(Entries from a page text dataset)
== Segment start ==

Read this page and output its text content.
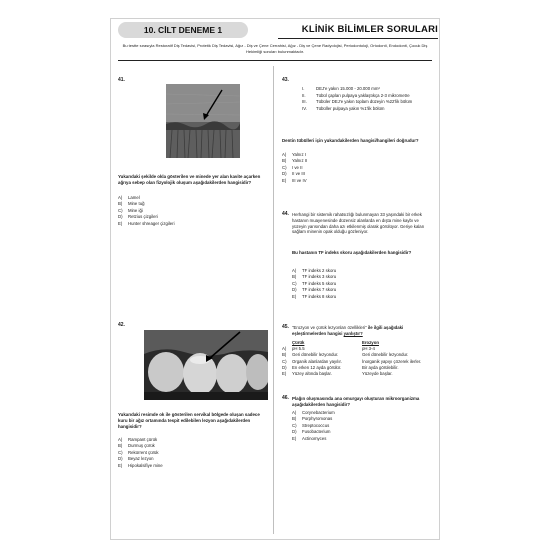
10. CİLT DENEME 1	KLİNİK BİLİMLER SORULARI
Bu testte sırasıyla Restoratif Diş Tedavisi, Protetik Diş Tedavisi, Ağız - Diş ve Çene Cerrahisi, Ağız - Diş ve Çene Radyolojisi, Periodontoloji, Ortodonti, Endodonti, Çocuk Diş Hekimliği soruları bulunmaktadır.
41.
Yukarıdaki şekilde okla gösterilen ve minede yer alan kavite açarken ağrıya sebep olan fizyolojik oluşum aşağıdakilerden hangisidir?
A) Lamel
B) Mine tuğ
C) Mine iği
D) Retzius çizgileri
E) Hunter shreager çizgileri
42.
Yukarıdaki resimde ok ile gösterilen servikal bölgede oluşan sadece kuru bir ağız ortamında tespit edilebilen lezyon aşağıdakilerden hangisidir?
A) Rampant çürük
B) Durmuş çürük
C) Rekürrent çürük
D) Beyaz lezyon
E) Hipokalsifiye mine
43.
I.	DEJ'e yakın 15.000 - 20.000 mm²
II. Tübül çapları pulpaya yaklaştıkça 2-3 mikrometre
III. Tübüler DEJ'e yakın toplam düzeyin %22'lik bölüm
IV. Tübüller pulpaya yakın %1'lik bölüm
Dentin tübülleri için yukarıdakilerden hangisi/hangileri doğrudur?
A) Yalnız I
B) Yalnız II
C) I ve II
D) II ve III
E) III ve IV
44. Herhangi bir sistemik rahatsızlığı bulunmayan 33 yaşındaki bir erkek hastanın muayenesinde düzensiz alanlarda en dışta mine kaybı ve yüzeyin yarısından daha azı etkilenmiş olarak görülüyor. Geriye kalan sağlam minenin opak olduğu gözleniyor.
Bu hastanın TF indeks skoru aşağıdakilerden hangisidir?
A) TF indeks 2 skoru
B) TF indeks 3 skoru
C) TF indeks 5 skoru
D) TF indeks 7 skoru
E) TF indeks 8 skoru
45. "Erozyon ve çürük lezyonları özellikleri" ile ilgili aşağıdaki eşleştirmelerden hangisi yanlıştır?
Çürük	Erozyon
A) pH 5.5	pH 3-4
B) Geri dönebilir lezyondur.	Geri dönebilir lezyondur.
C) Organik alanlardan yayılır.	İnorganik yapıyı çözerek ilerler.
D) En erken 12 ayda görülür.	Bir ayda görülebilir.
E) Yüzey altında başlar.	Yüzeyde başlar.
46. Plağın oluşmasında ana omurgayı oluşturan mikroorganizma aşağıdakilerden hangisidir?
A) Corynebacterium
B) Porphyromonas
C) Streptococcus
D) Fusobacterium
E) Actinomyces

== Segment end ==

Prompt: From the entries above, copy each line holding "aşağıdakilerden".

Solution below:
Yukarıdaki şekilde okla gösterilen ve minede yer alan kavite açarken ağrıya sebep olan fizyolojik oluşum aşağıdakilerden hangisidir?
Yukarıdaki resimde ok ile gösterilen servikal bölgede oluşan sadece kuru bir ağız ortamında tespit edilebilen lezyon aşağıdakilerden hangisidir?
Bu hastanın TF indeks skoru aşağıdakilerden hangisidir?
46. Plağın oluşmasında ana omurgayı oluşturan mikroorganizma aşağıdakilerden hangisidir?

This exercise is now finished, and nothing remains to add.